PROBLEM DETAILS ::
Give the data below again, word for word.

── INPUT RECORDS ──

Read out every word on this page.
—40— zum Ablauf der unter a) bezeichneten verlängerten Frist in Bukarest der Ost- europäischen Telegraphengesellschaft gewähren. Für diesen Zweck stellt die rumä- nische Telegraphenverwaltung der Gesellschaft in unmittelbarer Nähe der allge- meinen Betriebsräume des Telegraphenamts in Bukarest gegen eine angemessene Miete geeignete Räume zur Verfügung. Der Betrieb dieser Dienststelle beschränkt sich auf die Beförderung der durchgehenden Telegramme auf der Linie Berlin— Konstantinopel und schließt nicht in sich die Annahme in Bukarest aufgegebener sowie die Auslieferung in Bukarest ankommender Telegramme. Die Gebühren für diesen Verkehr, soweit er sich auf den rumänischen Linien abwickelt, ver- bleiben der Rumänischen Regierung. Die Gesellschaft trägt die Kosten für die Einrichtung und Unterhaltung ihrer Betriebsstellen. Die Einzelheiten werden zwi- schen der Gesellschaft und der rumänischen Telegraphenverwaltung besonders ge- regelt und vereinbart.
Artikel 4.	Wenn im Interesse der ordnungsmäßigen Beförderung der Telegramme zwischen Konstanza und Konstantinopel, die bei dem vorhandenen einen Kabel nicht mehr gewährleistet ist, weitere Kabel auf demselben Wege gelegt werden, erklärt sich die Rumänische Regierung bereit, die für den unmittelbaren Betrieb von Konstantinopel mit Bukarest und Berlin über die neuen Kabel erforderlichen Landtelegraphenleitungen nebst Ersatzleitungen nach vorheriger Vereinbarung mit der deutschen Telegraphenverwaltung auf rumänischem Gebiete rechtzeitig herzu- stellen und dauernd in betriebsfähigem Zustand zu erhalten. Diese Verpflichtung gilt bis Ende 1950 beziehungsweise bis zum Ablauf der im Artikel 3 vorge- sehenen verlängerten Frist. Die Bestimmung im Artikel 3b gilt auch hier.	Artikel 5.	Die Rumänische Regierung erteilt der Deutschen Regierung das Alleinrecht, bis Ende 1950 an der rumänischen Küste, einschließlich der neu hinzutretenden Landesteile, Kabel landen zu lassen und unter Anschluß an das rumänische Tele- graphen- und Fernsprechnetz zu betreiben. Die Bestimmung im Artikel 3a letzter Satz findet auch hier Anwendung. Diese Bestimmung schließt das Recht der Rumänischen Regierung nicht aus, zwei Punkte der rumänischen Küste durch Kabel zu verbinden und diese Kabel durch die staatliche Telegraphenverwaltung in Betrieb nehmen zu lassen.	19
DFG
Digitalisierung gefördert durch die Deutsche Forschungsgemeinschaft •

───

REPLY TO THE EXERCISE ::
Read out every word on this page.
—40— zum Ablauf der unter a) bezeichneten verlängerten Frist in Bukarest der Ost- europäischen Telegraphengesellschaft gewähren. Für diesen Zweck stellt die rumä- nische Telegraphenverwaltung der Gesellschaft in unmittelbarer Nähe der allge- meinen Betriebsräume des Telegraphenamts in Bukarest gegen eine angemessene Miete geeignete Räume zur Verfügung. Der Betrieb dieser Dienststelle beschränkt sich auf die Beförderung der durchgehenden Telegramme auf der Linie Berlin— Konstantinopel und schließt nicht in sich die Annahme in Bukarest aufgegebener sowie die Auslieferung in Bukarest ankommender Telegramme. Die Gebühren für diesen Verkehr, soweit er sich auf den rumänischen Linien abwickelt, ver- bleiben der Rumänischen Regierung. Die Gesellschaft trägt die Kosten für die Einrichtung und Unterhaltung ihrer Betriebsstellen. Die Einzelheiten werden zwi- schen der Gesellschaft und der rumänischen Telegraphenverwaltung besonders ge- regelt und vereinbart.
Artikel 4.	Wenn im Interesse der ordnungsmäßigen Beförderung der Telegramme zwischen Konstanza und Konstantinopel, die bei dem vorhandenen einen Kabel nicht mehr gewährleistet ist, weitere Kabel auf demselben Wege gelegt werden, erklärt sich die Rumänische Regierung bereit, die für den unmittelbaren Betrieb von Konstantinopel mit Bukarest und Berlin über die neuen Kabel erforderlichen Landtelegraphenleitungen nebst Ersatzleitungen nach vorheriger Vereinbarung mit der deutschen Telegraphenverwaltung auf rumänischem Gebiete rechtzeitig herzu- stellen und dauernd in betriebsfähigem Zustand zu erhalten. Diese Verpflichtung gilt bis Ende 1950 beziehungsweise bis zum Ablauf der im Artikel 3 vorge- sehenen verlängerten Frist. Die Bestimmung im Artikel 3b gilt auch hier.	Artikel 5.	Die Rumänische Regierung erteilt der Deutschen Regierung das Alleinrecht, bis Ende 1950 an der rumänischen Küste, einschließlich der neu hinzutretenden Landesteile, Kabel landen zu lassen und unter Anschluß an das rumänische Tele- graphen- und Fernsprechnetz zu betreiben. Die Bestimmung im Artikel 3a letzter Satz findet auch hier Anwendung. Diese Bestimmung schließt das Recht der Rumänischen Regierung nicht aus, zwei Punkte der rumänischen Küste durch Kabel zu verbinden und diese Kabel durch die staatliche Telegraphenverwaltung in Betrieb nehmen zu lassen.	19
DFG
Digitalisierung gefördert durch die Deutsche Forschungsgemeinschaft •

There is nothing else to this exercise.